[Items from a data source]

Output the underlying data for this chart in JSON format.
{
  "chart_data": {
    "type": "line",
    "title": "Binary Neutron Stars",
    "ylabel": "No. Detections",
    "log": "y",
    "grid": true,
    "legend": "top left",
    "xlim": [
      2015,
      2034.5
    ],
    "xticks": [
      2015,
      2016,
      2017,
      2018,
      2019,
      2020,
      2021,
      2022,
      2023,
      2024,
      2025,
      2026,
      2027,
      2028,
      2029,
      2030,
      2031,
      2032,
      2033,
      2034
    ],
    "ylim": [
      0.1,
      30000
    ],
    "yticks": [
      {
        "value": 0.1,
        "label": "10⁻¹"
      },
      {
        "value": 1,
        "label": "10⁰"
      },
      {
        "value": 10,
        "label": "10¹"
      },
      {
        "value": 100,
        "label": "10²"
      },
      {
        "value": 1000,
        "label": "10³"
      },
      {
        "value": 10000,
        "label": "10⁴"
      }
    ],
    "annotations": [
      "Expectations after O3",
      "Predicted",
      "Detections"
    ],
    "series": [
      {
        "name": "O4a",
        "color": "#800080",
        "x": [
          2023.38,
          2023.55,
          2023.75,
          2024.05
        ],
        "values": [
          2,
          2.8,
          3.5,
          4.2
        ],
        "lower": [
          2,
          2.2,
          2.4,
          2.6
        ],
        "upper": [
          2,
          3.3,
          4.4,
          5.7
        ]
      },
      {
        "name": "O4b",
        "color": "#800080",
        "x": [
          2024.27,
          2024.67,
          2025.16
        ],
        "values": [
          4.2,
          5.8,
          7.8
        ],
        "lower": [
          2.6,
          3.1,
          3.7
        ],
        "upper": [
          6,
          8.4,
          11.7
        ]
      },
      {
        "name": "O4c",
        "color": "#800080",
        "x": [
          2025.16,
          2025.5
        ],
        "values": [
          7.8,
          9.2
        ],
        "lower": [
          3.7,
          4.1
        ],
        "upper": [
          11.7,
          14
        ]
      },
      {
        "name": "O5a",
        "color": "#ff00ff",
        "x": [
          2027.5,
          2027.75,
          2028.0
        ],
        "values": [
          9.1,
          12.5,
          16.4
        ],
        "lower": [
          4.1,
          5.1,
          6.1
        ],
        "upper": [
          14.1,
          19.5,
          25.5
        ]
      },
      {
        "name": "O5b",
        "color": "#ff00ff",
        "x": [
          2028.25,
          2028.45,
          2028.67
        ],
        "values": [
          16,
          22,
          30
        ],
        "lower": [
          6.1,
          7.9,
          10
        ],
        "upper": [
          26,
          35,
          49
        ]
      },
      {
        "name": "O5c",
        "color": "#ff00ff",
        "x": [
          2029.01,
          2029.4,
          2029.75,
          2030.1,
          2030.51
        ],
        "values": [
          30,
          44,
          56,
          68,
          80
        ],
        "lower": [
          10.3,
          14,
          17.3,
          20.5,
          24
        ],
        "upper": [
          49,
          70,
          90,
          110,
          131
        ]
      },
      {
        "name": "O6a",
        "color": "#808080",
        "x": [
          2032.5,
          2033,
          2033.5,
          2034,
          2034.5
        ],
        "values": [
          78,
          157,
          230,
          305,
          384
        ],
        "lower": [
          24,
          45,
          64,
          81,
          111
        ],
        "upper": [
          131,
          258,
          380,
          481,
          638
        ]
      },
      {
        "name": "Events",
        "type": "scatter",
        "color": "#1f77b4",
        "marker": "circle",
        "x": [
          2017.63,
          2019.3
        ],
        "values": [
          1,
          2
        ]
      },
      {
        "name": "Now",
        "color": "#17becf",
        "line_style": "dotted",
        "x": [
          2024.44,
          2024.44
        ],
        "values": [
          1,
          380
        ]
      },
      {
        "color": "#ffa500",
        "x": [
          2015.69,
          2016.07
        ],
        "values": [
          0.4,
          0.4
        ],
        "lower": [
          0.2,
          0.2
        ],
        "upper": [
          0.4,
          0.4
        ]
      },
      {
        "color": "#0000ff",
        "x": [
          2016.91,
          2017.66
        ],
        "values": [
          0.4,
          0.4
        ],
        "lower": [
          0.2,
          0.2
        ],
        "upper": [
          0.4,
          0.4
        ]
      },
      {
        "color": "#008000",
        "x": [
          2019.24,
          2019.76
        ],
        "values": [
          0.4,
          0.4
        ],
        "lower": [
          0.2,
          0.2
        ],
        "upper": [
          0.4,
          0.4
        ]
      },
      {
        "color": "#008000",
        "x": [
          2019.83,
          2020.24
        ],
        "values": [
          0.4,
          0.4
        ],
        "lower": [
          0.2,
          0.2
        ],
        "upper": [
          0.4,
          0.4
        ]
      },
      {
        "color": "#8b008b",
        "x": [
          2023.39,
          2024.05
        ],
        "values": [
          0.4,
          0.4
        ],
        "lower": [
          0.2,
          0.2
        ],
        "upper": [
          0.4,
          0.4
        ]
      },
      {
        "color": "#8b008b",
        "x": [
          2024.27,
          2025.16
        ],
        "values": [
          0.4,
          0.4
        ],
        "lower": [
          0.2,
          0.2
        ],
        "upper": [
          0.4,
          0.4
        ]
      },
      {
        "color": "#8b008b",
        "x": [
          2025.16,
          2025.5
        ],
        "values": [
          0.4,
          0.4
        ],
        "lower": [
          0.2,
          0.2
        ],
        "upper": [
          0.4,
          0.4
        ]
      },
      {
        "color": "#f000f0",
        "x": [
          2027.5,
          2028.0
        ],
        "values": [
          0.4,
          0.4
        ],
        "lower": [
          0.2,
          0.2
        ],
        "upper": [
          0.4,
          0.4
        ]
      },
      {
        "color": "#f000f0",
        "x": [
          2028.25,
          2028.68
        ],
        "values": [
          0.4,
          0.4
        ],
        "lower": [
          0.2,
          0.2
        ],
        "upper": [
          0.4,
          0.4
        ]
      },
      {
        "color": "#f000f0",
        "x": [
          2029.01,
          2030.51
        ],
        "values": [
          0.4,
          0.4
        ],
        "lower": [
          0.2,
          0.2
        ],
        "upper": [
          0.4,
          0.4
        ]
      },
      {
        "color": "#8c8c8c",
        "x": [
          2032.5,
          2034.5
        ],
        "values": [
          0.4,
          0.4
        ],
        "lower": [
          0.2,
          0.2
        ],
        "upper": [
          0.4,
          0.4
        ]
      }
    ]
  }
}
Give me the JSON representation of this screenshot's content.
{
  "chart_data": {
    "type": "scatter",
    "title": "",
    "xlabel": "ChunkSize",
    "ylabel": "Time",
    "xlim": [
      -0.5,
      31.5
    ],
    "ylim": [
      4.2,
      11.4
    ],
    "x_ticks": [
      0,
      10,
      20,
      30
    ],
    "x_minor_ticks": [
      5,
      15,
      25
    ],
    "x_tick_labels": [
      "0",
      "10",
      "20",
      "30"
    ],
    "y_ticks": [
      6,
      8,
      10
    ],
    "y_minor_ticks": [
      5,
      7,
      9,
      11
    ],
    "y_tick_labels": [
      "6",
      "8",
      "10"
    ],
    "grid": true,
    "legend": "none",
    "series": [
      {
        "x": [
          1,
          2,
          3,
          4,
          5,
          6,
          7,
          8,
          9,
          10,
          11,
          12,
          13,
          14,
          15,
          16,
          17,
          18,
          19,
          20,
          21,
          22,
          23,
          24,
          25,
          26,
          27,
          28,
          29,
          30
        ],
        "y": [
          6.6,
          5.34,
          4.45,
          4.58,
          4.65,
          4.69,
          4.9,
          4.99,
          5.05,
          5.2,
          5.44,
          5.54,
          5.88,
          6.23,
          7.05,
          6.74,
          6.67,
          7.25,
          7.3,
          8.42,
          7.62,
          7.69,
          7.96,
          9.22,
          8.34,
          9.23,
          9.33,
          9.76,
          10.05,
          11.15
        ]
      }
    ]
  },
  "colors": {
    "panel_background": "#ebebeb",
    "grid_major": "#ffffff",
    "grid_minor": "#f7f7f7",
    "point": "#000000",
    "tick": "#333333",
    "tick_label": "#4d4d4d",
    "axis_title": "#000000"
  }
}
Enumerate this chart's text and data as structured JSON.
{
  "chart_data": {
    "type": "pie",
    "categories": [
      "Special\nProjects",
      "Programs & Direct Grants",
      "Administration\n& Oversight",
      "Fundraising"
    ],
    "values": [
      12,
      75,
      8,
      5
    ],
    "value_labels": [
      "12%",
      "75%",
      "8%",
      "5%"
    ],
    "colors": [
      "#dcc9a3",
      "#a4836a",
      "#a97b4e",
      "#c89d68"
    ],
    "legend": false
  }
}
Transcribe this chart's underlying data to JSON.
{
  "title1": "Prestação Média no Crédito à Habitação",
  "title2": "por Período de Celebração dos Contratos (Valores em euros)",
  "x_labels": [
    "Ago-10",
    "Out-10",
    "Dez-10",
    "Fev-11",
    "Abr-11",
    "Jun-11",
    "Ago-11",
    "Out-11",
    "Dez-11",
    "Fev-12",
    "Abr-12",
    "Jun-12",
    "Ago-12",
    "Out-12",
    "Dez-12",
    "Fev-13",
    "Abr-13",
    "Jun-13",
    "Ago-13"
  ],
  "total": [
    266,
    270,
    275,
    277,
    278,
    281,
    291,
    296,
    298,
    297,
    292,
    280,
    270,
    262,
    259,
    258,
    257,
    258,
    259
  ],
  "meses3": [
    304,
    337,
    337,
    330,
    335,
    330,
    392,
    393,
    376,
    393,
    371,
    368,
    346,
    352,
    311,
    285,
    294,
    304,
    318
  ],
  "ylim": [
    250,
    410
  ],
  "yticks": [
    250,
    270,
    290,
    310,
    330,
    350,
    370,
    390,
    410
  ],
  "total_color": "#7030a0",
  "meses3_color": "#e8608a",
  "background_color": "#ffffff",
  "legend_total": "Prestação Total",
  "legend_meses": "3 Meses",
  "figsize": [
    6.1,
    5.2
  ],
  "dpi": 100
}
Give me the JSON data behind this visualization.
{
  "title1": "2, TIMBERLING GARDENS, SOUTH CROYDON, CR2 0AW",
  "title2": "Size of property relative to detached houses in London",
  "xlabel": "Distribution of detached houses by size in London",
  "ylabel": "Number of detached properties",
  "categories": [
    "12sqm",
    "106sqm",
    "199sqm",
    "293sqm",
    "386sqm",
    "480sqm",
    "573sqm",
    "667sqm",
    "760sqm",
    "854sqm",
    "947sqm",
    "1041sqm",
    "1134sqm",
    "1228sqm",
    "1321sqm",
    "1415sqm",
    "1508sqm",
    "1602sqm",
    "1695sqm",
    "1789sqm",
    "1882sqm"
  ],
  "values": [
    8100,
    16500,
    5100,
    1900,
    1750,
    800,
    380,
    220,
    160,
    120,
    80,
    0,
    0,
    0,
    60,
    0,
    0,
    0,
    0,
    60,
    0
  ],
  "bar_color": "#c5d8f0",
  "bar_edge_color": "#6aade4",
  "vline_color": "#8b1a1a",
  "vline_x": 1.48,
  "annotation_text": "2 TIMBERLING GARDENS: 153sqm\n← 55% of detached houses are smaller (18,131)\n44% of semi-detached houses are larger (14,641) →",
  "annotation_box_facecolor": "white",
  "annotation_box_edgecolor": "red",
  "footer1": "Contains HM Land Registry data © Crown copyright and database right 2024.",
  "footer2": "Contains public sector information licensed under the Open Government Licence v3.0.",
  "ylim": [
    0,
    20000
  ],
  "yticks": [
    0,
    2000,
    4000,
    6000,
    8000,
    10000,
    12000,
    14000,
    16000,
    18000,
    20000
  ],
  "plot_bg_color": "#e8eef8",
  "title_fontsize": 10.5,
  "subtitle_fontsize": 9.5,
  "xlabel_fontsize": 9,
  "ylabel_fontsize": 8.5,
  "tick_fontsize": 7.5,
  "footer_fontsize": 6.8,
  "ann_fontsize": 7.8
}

▶ SET EXERCISE: Repeat exactly the lines from the line containing "Give me the JSON data" through the last line of the records above, including both, and nothing else.

▶ RESULT:
Give me the JSON data behind this visualization.
{
  "title1": "2, TIMBERLING GARDENS, SOUTH CROYDON, CR2 0AW",
  "title2": "Size of property relative to detached houses in London",
  "xlabel": "Distribution of detached houses by size in London",
  "ylabel": "Number of detached properties",
  "categories": [
    "12sqm",
    "106sqm",
    "199sqm",
    "293sqm",
    "386sqm",
    "480sqm",
    "573sqm",
    "667sqm",
    "760sqm",
    "854sqm",
    "947sqm",
    "1041sqm",
    "1134sqm",
    "1228sqm",
    "1321sqm",
    "1415sqm",
    "1508sqm",
    "1602sqm",
    "1695sqm",
    "1789sqm",
    "1882sqm"
  ],
  "values": [
    8100,
    16500,
    5100,
    1900,
    1750,
    800,
    380,
    220,
    160,
    120,
    80,
    0,
    0,
    0,
    60,
    0,
    0,
    0,
    0,
    60,
    0
  ],
  "bar_color": "#c5d8f0",
  "bar_edge_color": "#6aade4",
  "vline_color": "#8b1a1a",
  "vline_x": 1.48,
  "annotation_text": "2 TIMBERLING GARDENS: 153sqm\n← 55% of detached houses are smaller (18,131)\n44% of semi-detached houses are larger (14,641) →",
  "annotation_box_facecolor": "white",
  "annotation_box_edgecolor": "red",
  "footer1": "Contains HM Land Registry data © Crown copyright and database right 2024.",
  "footer2": "Contains public sector information licensed under the Open Government Licence v3.0.",
  "ylim": [
    0,
    20000
  ],
  "yticks": [
    0,
    2000,
    4000,
    6000,
    8000,
    10000,
    12000,
    14000,
    16000,
    18000,
    20000
  ],
  "plot_bg_color": "#e8eef8",
  "title_fontsize": 10.5,
  "subtitle_fontsize": 9.5,
  "xlabel_fontsize": 9,
  "ylabel_fontsize": 8.5,
  "tick_fontsize": 7.5,
  "footer_fontsize": 6.8,
  "ann_fontsize": 7.8
}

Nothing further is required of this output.